(Record excerpts)
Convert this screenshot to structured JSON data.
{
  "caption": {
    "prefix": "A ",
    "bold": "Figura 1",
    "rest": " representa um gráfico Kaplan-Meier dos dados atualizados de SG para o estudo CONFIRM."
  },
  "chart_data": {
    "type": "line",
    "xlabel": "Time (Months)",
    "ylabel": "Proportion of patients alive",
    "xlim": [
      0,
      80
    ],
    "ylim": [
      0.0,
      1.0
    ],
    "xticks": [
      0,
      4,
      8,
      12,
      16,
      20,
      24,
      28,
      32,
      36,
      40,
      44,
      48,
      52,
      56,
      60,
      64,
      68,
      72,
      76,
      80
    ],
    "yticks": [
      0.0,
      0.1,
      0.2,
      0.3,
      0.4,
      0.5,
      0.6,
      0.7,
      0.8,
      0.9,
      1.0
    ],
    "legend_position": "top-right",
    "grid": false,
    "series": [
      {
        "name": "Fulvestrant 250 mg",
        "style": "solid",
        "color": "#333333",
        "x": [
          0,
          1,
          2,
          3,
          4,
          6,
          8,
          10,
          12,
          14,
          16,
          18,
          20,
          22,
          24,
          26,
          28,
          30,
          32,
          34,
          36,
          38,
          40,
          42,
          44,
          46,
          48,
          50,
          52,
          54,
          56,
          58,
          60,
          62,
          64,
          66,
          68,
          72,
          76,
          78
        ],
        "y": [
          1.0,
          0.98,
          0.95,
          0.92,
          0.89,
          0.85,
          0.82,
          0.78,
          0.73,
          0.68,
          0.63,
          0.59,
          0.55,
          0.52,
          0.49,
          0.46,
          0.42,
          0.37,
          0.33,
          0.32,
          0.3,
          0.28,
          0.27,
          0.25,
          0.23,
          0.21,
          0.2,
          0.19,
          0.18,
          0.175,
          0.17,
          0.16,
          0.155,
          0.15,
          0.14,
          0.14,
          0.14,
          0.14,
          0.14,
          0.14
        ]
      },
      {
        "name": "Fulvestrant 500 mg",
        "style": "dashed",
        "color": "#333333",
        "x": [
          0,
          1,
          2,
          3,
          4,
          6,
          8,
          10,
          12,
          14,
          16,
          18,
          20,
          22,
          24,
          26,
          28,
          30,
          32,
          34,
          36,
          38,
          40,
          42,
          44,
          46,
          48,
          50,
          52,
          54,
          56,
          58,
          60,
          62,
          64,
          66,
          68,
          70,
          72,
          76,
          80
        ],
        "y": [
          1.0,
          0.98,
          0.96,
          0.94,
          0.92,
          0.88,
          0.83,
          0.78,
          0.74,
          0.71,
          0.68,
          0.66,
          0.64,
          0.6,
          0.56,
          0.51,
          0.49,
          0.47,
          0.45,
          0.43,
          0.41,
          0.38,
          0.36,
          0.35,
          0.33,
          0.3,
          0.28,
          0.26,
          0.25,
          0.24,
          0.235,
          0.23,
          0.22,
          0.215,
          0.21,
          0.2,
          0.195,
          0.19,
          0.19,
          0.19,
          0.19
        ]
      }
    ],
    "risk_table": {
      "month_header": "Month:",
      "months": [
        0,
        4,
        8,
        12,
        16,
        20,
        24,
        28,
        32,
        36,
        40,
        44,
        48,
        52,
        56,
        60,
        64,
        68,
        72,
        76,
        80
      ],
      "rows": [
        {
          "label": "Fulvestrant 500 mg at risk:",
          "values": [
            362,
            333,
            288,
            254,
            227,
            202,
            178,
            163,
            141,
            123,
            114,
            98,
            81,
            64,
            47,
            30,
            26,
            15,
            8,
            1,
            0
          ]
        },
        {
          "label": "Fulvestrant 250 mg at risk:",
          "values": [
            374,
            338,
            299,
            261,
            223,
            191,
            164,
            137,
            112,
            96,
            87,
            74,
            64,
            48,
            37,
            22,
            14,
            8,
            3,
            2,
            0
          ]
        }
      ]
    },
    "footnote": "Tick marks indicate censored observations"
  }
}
(End Record excerpts)
** Work required **
Transcribe all the material, keeping each word as it is.

** Response **
Convert this screenshot to structured JSON data.
{
  "caption": {
    "prefix": "A ",
    "bold": "Figura 1",
    "rest": " representa um gráfico Kaplan-Meier dos dados atualizados de SG para o estudo CONFIRM."
  },
  "chart_data": {
    "type": "line",
    "xlabel": "Time (Months)",
    "ylabel": "Proportion of patients alive",
    "xlim": [
      0,
      80
    ],
    "ylim": [
      0.0,
      1.0
    ],
    "xticks": [
      0,
      4,
      8,
      12,
      16,
      20,
      24,
      28,
      32,
      36,
      40,
      44,
      48,
      52,
      56,
      60,
      64,
      68,
      72,
      76,
      80
    ],
    "yticks": [
      0.0,
      0.1,
      0.2,
      0.3,
      0.4,
      0.5,
      0.6,
      0.7,
      0.8,
      0.9,
      1.0
    ],
    "legend_position": "top-right",
    "grid": false,
    "series": [
      {
        "name": "Fulvestrant 250 mg",
        "style": "solid",
        "color": "#333333",
        "x": [
          0,
          1,
          2,
          3,
          4,
          6,
          8,
          10,
          12,
          14,
          16,
          18,
          20,
          22,
          24,
          26,
          28,
          30,
          32,
          34,
          36,
          38,
          40,
          42,
          44,
          46,
          48,
          50,
          52,
          54,
          56,
          58,
          60,
          62,
          64,
          66,
          68,
          72,
          76,
          78
        ],
        "y": [
          1.0,
          0.98,
          0.95,
          0.92,
          0.89,
          0.85,
          0.82,
          0.78,
          0.73,
          0.68,
          0.63,
          0.59,
          0.55,
          0.52,
          0.49,
          0.46,
          0.42,
          0.37,
          0.33,
          0.32,
          0.3,
          0.28,
          0.27,
          0.25,
          0.23,
          0.21,
          0.2,
          0.19,
          0.18,
          0.175,
          0.17,
          0.16,
          0.155,
          0.15,
          0.14,
          0.14,
          0.14,
          0.14,
          0.14,
          0.14
        ]
      },
      {
        "name": "Fulvestrant 500 mg",
        "style": "dashed",
        "color": "#333333",
        "x": [
          0,
          1,
          2,
          3,
          4,
          6,
          8,
          10,
          12,
          14,
          16,
          18,
          20,
          22,
          24,
          26,
          28,
          30,
          32,
          34,
          36,
          38,
          40,
          42,
          44,
          46,
          48,
          50,
          52,
          54,
          56,
          58,
          60,
          62,
          64,
          66,
          68,
          70,
          72,
          76,
          80
        ],
        "y": [
          1.0,
          0.98,
          0.96,
          0.94,
          0.92,
          0.88,
          0.83,
          0.78,
          0.74,
          0.71,
          0.68,
          0.66,
          0.64,
          0.6,
          0.56,
          0.51,
          0.49,
          0.47,
          0.45,
          0.43,
          0.41,
          0.38,
          0.36,
          0.35,
          0.33,
          0.3,
          0.28,
          0.26,
          0.25,
          0.24,
          0.235,
          0.23,
          0.22,
          0.215,
          0.21,
          0.2,
          0.195,
          0.19,
          0.19,
          0.19,
          0.19
        ]
      }
    ],
    "risk_table": {
      "month_header": "Month:",
      "months": [
        0,
        4,
        8,
        12,
        16,
        20,
        24,
        28,
        32,
        36,
        40,
        44,
        48,
        52,
        56,
        60,
        64,
        68,
        72,
        76,
        80
      ],
      "rows": [
        {
          "label": "Fulvestrant 500 mg at risk:",
          "values": [
            362,
            333,
            288,
            254,
            227,
            202,
            178,
            163,
            141,
            123,
            114,
            98,
            81,
            64,
            47,
            30,
            26,
            15,
            8,
            1,
            0
          ]
        },
        {
          "label": "Fulvestrant 250 mg at risk:",
          "values": [
            374,
            338,
            299,
            261,
            223,
            191,
            164,
            137,
            112,
            96,
            87,
            74,
            64,
            48,
            37,
            22,
            14,
            8,
            3,
            2,
            0
          ]
        }
      ]
    },
    "footnote": "Tick marks indicate censored observations"
  }
}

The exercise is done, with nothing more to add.